RAW RECORDS:
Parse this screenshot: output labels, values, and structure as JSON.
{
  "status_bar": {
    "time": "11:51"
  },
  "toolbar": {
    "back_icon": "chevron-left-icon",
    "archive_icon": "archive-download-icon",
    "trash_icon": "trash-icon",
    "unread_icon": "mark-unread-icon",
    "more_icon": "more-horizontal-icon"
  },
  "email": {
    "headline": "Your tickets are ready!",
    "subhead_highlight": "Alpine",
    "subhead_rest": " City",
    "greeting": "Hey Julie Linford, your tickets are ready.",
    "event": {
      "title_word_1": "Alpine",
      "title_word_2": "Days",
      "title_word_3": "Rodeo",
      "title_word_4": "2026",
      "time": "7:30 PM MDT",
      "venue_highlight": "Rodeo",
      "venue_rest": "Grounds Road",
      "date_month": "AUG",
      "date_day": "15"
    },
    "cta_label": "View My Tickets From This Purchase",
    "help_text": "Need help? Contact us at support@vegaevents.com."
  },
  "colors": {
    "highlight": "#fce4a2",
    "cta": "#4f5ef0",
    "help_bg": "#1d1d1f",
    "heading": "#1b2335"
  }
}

REQUIREMENT:
For each line in the data above that contains the string "ready", extract the line.

THE OUTPUT:
    "headline": "Your tickets are ready!",
    "greeting": "Hey Julie Linford, your tickets are ready.",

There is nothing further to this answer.